**WHAT IS REQUIRED**:
Take the line that contains "Give me the" and every line after it in the material below, and quote them exactly.

Stored data entries:
-----

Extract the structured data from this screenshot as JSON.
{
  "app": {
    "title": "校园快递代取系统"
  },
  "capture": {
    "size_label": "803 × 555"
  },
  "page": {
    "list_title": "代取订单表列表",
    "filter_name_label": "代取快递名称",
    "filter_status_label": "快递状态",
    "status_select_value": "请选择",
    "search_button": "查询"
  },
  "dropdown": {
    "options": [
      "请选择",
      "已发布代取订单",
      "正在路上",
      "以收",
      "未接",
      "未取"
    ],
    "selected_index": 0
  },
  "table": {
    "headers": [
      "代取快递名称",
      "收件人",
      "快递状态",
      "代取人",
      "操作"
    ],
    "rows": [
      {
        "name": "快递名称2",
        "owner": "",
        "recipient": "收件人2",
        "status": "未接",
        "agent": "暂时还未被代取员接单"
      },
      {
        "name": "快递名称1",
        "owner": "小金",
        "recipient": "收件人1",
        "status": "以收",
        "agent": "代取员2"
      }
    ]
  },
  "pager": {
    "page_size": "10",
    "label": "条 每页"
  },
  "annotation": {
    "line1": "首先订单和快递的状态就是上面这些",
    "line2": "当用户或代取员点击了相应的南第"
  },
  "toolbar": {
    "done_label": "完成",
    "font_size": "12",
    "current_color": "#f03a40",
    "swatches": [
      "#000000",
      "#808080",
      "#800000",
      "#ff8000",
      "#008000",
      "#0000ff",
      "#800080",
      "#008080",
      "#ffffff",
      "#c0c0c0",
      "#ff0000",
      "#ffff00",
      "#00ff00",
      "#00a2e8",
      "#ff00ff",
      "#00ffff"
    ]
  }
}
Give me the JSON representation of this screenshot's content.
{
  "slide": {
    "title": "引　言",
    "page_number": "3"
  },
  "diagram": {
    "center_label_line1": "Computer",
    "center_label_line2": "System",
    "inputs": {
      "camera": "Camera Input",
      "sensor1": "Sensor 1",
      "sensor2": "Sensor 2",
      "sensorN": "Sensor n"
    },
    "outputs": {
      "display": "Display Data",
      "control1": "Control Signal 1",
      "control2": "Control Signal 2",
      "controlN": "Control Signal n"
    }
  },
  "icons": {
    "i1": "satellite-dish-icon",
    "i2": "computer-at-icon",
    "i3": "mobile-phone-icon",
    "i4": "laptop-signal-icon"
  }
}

-----

**SOLUTION**:
Give me the JSON representation of this screenshot's content.
{
  "slide": {
    "title": "引　言",
    "page_number": "3"
  },
  "diagram": {
    "center_label_line1": "Computer",
    "center_label_line2": "System",
    "inputs": {
      "camera": "Camera Input",
      "sensor1": "Sensor 1",
      "sensor2": "Sensor 2",
      "sensorN": "Sensor n"
    },
    "outputs": {
      "display": "Display Data",
      "control1": "Control Signal 1",
      "control2": "Control Signal 2",
      "controlN": "Control Signal n"
    }
  },
  "icons": {
    "i1": "satellite-dish-icon",
    "i2": "computer-at-icon",
    "i3": "mobile-phone-icon",
    "i4": "laptop-signal-icon"
  }
}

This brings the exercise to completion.